[Recorded data]
***

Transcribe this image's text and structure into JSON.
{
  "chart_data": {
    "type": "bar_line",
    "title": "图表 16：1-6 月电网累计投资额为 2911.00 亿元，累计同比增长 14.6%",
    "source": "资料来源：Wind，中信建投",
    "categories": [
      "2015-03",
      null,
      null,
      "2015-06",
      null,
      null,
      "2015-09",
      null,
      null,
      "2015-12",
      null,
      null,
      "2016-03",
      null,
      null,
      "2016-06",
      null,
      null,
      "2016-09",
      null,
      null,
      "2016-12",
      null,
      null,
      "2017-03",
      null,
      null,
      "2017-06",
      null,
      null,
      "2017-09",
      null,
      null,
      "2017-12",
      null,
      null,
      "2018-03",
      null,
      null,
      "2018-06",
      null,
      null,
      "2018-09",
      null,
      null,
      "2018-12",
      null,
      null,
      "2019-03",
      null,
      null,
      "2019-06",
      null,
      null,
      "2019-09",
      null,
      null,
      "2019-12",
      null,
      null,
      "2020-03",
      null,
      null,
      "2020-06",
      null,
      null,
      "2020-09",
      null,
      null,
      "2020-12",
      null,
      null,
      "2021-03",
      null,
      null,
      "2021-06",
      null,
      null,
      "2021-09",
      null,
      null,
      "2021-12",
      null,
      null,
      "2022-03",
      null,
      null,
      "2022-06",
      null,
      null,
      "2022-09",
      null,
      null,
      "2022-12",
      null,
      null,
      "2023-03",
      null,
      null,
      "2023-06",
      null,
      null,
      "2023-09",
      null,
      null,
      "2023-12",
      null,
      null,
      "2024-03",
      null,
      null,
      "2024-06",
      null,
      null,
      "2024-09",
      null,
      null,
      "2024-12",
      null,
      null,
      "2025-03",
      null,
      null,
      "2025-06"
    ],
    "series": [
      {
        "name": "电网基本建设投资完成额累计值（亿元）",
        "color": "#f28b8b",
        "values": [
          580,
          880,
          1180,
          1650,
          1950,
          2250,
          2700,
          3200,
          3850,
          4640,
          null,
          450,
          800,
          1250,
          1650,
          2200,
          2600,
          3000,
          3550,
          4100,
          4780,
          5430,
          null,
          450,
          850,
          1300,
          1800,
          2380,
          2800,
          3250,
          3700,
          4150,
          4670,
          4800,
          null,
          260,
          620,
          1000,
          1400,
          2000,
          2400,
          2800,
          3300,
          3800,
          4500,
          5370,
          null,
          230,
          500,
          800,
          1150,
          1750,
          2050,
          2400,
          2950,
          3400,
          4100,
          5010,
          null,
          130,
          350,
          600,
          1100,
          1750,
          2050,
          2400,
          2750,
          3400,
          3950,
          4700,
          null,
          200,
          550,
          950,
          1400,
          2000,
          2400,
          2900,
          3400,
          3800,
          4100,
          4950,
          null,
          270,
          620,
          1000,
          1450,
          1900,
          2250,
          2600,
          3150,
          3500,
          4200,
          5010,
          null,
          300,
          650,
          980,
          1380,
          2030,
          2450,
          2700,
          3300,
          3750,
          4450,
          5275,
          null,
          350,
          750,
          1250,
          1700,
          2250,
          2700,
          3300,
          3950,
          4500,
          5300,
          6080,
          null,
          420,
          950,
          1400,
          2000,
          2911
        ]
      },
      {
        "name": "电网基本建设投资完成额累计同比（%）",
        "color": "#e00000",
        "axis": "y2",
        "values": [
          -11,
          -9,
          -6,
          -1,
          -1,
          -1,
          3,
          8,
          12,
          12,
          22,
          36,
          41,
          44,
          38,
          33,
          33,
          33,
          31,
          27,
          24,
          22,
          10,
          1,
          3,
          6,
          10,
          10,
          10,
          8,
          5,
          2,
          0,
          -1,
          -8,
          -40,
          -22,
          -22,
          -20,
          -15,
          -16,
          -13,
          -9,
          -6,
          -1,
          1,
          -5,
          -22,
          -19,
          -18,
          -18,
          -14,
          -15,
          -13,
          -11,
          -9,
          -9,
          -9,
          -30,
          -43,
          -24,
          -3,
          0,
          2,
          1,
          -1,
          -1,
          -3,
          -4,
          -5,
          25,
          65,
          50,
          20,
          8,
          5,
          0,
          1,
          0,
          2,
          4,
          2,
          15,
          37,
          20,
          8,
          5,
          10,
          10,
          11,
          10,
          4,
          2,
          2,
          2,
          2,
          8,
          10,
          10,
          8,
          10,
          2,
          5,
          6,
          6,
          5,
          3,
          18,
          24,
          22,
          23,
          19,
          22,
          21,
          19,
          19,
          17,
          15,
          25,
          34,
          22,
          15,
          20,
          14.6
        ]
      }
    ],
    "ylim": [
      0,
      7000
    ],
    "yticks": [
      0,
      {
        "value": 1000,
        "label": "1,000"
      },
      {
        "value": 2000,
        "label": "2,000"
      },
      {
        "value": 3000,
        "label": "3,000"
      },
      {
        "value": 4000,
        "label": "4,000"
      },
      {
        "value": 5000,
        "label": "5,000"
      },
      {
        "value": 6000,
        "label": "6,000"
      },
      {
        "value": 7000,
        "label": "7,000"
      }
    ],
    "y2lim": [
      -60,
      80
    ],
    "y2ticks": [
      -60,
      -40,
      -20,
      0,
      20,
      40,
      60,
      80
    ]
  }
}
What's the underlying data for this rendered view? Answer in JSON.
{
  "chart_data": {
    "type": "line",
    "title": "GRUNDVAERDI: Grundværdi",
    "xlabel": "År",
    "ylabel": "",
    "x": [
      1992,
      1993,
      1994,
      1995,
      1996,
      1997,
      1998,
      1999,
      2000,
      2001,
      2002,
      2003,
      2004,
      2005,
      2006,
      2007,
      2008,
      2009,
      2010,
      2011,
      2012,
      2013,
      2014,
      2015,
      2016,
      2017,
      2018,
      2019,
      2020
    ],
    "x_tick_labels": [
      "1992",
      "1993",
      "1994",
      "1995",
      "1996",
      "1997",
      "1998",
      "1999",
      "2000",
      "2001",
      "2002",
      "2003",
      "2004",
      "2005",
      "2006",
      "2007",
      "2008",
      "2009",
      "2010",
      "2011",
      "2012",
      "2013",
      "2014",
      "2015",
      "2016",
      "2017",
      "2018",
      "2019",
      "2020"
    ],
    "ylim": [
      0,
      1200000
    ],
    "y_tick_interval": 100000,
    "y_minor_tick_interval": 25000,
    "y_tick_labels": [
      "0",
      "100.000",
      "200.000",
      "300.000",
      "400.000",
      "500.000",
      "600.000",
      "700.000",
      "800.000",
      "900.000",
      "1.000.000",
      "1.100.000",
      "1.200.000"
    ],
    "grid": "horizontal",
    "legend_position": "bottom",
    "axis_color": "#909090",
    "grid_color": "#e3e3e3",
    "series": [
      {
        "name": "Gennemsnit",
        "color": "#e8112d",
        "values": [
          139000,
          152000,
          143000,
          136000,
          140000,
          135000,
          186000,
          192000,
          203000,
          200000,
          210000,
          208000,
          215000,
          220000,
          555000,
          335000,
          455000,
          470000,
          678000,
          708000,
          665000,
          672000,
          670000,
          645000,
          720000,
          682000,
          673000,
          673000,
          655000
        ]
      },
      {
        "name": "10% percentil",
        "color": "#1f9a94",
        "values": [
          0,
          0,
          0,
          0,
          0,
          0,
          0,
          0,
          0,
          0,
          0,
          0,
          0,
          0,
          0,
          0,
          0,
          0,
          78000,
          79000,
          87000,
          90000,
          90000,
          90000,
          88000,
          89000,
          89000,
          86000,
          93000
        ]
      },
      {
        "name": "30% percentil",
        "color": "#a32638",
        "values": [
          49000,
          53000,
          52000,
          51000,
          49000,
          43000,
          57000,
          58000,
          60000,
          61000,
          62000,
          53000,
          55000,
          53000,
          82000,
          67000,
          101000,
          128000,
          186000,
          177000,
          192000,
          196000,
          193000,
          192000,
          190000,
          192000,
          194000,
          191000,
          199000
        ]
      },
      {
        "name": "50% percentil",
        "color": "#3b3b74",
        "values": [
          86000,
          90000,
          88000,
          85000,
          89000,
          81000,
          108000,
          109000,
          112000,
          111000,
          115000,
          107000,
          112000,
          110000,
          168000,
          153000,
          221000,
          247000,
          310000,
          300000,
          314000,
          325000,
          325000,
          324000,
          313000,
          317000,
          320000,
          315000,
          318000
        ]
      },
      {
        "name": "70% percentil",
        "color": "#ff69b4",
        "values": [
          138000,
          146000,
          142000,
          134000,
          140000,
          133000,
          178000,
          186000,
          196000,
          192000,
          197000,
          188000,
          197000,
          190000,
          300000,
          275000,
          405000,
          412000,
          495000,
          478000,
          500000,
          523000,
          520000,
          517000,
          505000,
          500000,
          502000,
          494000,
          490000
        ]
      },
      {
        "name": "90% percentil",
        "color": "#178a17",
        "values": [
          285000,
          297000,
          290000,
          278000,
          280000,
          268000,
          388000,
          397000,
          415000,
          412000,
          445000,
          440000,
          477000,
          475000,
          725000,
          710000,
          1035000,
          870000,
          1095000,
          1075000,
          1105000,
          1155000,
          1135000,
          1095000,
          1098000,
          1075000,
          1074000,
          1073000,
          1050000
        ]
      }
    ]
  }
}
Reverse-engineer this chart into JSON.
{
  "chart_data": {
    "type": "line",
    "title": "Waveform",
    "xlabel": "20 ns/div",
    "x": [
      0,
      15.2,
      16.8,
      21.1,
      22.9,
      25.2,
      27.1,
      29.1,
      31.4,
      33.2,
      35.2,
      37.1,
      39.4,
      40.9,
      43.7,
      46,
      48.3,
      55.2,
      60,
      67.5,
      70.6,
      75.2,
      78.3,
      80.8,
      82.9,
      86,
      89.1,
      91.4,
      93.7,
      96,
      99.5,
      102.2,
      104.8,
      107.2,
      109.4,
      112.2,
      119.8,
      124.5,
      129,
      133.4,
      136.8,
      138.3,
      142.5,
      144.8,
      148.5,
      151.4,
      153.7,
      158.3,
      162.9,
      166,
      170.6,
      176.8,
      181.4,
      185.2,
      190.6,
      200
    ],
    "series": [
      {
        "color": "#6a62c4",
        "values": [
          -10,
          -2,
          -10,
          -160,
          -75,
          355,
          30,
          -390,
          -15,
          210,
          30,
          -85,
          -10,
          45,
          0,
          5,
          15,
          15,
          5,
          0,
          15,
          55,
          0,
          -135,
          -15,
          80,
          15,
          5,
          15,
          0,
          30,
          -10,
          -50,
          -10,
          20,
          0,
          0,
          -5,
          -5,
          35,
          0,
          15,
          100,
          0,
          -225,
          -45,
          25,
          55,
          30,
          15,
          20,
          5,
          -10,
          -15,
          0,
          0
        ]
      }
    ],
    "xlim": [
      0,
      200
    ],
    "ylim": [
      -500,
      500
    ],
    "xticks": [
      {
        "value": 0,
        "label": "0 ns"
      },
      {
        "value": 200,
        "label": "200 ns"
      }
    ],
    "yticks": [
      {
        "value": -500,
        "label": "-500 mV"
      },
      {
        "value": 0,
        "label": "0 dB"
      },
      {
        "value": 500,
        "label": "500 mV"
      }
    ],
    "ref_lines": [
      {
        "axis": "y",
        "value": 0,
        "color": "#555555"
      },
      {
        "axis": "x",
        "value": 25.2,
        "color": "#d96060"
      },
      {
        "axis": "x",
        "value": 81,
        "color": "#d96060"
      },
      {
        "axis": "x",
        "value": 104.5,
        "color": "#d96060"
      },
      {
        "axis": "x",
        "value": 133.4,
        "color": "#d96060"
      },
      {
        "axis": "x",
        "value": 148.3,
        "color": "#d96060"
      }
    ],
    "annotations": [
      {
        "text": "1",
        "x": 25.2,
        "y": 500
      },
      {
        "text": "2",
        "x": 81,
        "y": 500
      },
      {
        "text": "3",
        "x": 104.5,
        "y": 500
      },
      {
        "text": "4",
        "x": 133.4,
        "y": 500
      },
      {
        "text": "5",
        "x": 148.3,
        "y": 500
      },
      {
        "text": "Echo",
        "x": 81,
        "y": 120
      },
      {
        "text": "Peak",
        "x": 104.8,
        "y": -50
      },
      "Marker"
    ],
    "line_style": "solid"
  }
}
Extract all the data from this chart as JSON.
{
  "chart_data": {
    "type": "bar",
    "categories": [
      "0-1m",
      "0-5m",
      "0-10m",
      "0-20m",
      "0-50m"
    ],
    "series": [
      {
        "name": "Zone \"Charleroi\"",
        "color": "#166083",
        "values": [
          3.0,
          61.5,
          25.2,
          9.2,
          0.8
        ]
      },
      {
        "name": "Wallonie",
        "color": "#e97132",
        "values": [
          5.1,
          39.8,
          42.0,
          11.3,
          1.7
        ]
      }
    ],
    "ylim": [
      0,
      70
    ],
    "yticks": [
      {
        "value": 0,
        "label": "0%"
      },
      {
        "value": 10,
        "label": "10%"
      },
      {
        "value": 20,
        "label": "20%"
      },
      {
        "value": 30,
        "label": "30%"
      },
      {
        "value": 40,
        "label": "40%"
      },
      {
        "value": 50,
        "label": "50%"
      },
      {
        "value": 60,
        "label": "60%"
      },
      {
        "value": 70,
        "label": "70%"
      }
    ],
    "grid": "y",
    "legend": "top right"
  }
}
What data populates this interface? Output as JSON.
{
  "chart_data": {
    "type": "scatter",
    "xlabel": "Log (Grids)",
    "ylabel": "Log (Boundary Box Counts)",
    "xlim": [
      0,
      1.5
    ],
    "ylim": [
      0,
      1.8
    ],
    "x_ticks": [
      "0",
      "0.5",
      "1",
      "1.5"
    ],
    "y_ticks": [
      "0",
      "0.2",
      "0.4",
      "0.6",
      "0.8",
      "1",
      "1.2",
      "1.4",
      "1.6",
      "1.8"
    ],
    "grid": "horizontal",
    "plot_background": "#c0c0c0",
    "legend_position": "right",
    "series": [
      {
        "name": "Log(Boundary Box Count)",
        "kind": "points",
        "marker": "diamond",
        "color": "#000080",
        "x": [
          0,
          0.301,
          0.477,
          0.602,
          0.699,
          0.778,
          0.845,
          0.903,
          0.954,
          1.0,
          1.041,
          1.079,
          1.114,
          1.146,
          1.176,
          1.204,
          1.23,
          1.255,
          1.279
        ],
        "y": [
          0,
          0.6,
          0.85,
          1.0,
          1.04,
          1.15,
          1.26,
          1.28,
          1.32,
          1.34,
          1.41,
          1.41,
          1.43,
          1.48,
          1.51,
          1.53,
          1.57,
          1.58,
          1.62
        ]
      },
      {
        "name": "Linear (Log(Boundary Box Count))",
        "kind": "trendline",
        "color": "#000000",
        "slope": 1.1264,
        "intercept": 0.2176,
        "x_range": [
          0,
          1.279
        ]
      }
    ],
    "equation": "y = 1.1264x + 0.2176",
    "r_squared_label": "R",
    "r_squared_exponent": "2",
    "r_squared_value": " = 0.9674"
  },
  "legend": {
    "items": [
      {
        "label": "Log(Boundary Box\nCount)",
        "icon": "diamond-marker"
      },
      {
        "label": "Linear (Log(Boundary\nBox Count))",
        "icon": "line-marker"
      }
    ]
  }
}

***

**YOUR INSTRUCTIONS:**
From the data above, copy each line that holds "icon".

**EXPECTED ANSWER:**
        "icon": "diamond-marker"
        "icon": "line-marker"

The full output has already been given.